- [DATASET RECORDS]:
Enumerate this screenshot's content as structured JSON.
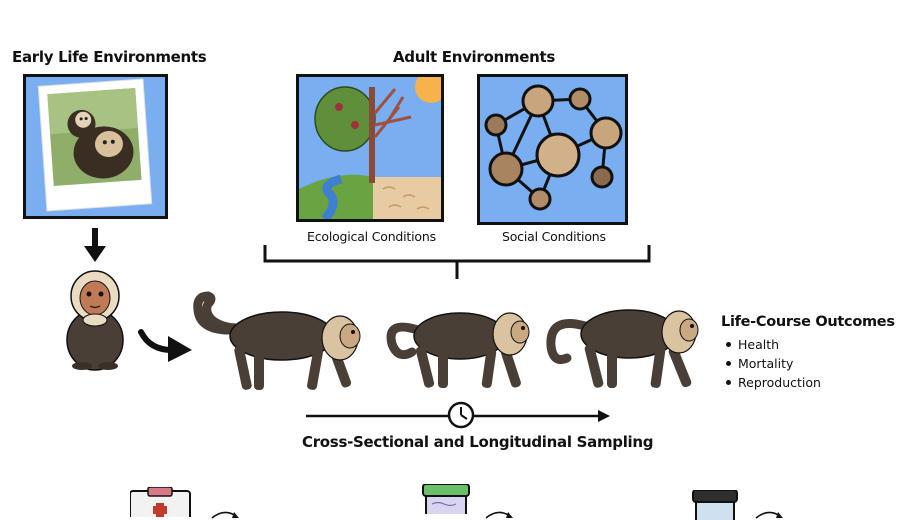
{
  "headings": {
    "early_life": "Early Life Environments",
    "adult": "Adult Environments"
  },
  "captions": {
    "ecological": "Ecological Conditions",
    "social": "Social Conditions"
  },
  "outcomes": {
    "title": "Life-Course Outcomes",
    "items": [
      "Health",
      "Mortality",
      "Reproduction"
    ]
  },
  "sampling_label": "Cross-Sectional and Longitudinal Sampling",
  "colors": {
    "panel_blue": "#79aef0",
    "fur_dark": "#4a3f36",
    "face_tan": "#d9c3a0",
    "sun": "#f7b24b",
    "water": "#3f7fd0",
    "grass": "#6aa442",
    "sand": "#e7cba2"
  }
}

- [DIRECTIONS FOR THIS TASK]: Output the material word for word, omitting its pictures.

- [WRITTEN RESPONSE]:
Enumerate this screenshot's content as structured JSON.
{
  "headings": {
    "early_life": "Early Life Environments",
    "adult": "Adult Environments"
  },
  "captions": {
    "ecological": "Ecological Conditions",
    "social": "Social Conditions"
  },
  "outcomes": {
    "title": "Life-Course Outcomes",
    "items": [
      "Health",
      "Mortality",
      "Reproduction"
    ]
  },
  "sampling_label": "Cross-Sectional and Longitudinal Sampling",
  "colors": {
    "panel_blue": "#79aef0",
    "fur_dark": "#4a3f36",
    "face_tan": "#d9c3a0",
    "sun": "#f7b24b",
    "water": "#3f7fd0",
    "grass": "#6aa442",
    "sand": "#e7cba2"
  }
}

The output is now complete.